■ **Required work**: When you reach the entries below, transcribe each line word for word.

■ **Input data**:

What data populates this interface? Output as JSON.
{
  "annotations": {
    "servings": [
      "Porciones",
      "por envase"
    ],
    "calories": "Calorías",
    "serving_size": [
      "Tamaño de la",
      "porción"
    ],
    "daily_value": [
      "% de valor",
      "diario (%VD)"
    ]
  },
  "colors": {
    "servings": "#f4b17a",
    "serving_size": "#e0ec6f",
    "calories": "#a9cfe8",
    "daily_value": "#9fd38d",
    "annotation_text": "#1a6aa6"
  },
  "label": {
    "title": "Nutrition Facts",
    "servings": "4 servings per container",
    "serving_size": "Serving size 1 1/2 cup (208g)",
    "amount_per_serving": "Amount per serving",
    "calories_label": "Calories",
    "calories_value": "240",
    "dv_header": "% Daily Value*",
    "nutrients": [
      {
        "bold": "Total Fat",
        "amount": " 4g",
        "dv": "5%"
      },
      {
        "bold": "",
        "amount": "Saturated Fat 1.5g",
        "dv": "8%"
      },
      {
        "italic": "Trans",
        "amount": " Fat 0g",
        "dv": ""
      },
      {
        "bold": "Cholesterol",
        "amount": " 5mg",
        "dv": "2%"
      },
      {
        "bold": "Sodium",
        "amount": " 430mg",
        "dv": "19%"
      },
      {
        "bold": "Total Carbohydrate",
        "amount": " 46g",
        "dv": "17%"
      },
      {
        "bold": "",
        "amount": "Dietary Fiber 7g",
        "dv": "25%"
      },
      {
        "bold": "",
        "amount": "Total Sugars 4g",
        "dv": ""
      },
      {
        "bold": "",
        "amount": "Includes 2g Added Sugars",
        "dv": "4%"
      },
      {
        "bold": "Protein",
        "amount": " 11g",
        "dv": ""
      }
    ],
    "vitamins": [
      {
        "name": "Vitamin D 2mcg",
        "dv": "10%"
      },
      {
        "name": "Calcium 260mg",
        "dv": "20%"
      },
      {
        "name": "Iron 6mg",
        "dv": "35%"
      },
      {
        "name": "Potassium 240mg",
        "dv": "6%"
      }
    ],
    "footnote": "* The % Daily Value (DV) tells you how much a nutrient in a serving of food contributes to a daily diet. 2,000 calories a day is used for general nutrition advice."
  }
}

■ **Expected answer**:
What data populates this interface? Output as JSON.
{
  "annotations": {
    "servings": [
      "Porciones",
      "por envase"
    ],
    "calories": "Calorías",
    "serving_size": [
      "Tamaño de la",
      "porción"
    ],
    "daily_value": [
      "% de valor",
      "diario (%VD)"
    ]
  },
  "colors": {
    "servings": "#f4b17a",
    "serving_size": "#e0ec6f",
    "calories": "#a9cfe8",
    "daily_value": "#9fd38d",
    "annotation_text": "#1a6aa6"
  },
  "label": {
    "title": "Nutrition Facts",
    "servings": "4 servings per container",
    "serving_size": "Serving size 1 1/2 cup (208g)",
    "amount_per_serving": "Amount per serving",
    "calories_label": "Calories",
    "calories_value": "240",
    "dv_header": "% Daily Value*",
    "nutrients": [
      {
        "bold": "Total Fat",
        "amount": " 4g",
        "dv": "5%"
      },
      {
        "bold": "",
        "amount": "Saturated Fat 1.5g",
        "dv": "8%"
      },
      {
        "italic": "Trans",
        "amount": " Fat 0g",
        "dv": ""
      },
      {
        "bold": "Cholesterol",
        "amount": " 5mg",
        "dv": "2%"
      },
      {
        "bold": "Sodium",
        "amount": " 430mg",
        "dv": "19%"
      },
      {
        "bold": "Total Carbohydrate",
        "amount": " 46g",
        "dv": "17%"
      },
      {
        "bold": "",
        "amount": "Dietary Fiber 7g",
        "dv": "25%"
      },
      {
        "bold": "",
        "amount": "Total Sugars 4g",
        "dv": ""
      },
      {
        "bold": "",
        "amount": "Includes 2g Added Sugars",
        "dv": "4%"
      },
      {
        "bold": "Protein",
        "amount": " 11g",
        "dv": ""
      }
    ],
    "vitamins": [
      {
        "name": "Vitamin D 2mcg",
        "dv": "10%"
      },
      {
        "name": "Calcium 260mg",
        "dv": "20%"
      },
      {
        "name": "Iron 6mg",
        "dv": "35%"
      },
      {
        "name": "Potassium 240mg",
        "dv": "6%"
      }
    ],
    "footnote": "* The % Daily Value (DV) tells you how much a nutrient in a serving of food contributes to a daily diet. 2,000 calories a day is used for general nutrition advice."
  }
}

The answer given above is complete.